» WRITTEN EXERCISE:
Return all of the entries word for word, but omit the pictures they contain.

+===+

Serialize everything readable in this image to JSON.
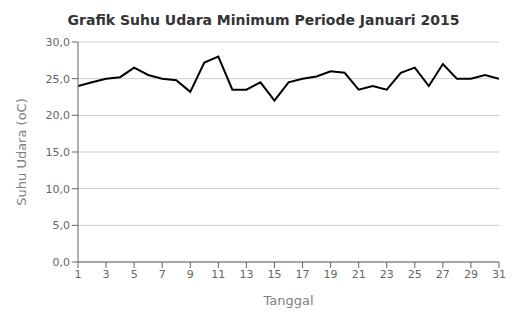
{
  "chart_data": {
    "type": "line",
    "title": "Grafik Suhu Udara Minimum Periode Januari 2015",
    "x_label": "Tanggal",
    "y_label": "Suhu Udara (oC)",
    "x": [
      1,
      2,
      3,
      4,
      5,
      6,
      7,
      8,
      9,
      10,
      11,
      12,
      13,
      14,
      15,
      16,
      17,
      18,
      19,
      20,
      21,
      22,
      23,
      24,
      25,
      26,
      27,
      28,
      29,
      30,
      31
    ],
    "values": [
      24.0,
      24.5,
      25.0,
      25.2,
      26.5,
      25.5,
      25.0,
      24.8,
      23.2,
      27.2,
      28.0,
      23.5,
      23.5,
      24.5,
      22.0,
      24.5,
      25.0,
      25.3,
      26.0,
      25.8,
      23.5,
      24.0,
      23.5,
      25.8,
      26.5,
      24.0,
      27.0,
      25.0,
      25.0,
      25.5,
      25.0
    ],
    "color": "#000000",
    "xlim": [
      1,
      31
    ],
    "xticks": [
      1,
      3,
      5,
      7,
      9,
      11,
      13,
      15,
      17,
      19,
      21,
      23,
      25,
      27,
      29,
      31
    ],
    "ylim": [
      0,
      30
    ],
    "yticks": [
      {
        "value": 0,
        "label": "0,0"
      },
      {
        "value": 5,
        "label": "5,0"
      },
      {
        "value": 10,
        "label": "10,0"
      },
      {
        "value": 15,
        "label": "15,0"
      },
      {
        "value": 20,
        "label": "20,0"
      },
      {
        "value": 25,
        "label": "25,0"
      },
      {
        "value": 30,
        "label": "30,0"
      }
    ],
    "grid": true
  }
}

+===+

» WRITTEN RESPONSE:
Serialize everything readable in this image to JSON.
{
  "chart_data": {
    "type": "line",
    "title": "Grafik Suhu Udara Minimum Periode Januari 2015",
    "x_label": "Tanggal",
    "y_label": "Suhu Udara (oC)",
    "x": [
      1,
      2,
      3,
      4,
      5,
      6,
      7,
      8,
      9,
      10,
      11,
      12,
      13,
      14,
      15,
      16,
      17,
      18,
      19,
      20,
      21,
      22,
      23,
      24,
      25,
      26,
      27,
      28,
      29,
      30,
      31
    ],
    "values": [
      24.0,
      24.5,
      25.0,
      25.2,
      26.5,
      25.5,
      25.0,
      24.8,
      23.2,
      27.2,
      28.0,
      23.5,
      23.5,
      24.5,
      22.0,
      24.5,
      25.0,
      25.3,
      26.0,
      25.8,
      23.5,
      24.0,
      23.5,
      25.8,
      26.5,
      24.0,
      27.0,
      25.0,
      25.0,
      25.5,
      25.0
    ],
    "color": "#000000",
    "xlim": [
      1,
      31
    ],
    "xticks": [
      1,
      3,
      5,
      7,
      9,
      11,
      13,
      15,
      17,
      19,
      21,
      23,
      25,
      27,
      29,
      31
    ],
    "ylim": [
      0,
      30
    ],
    "yticks": [
      {
        "value": 0,
        "label": "0,0"
      },
      {
        "value": 5,
        "label": "5,0"
      },
      {
        "value": 10,
        "label": "10,0"
      },
      {
        "value": 15,
        "label": "15,0"
      },
      {
        "value": 20,
        "label": "20,0"
      },
      {
        "value": 25,
        "label": "25,0"
      },
      {
        "value": 30,
        "label": "30,0"
      }
    ],
    "grid": true
  }
}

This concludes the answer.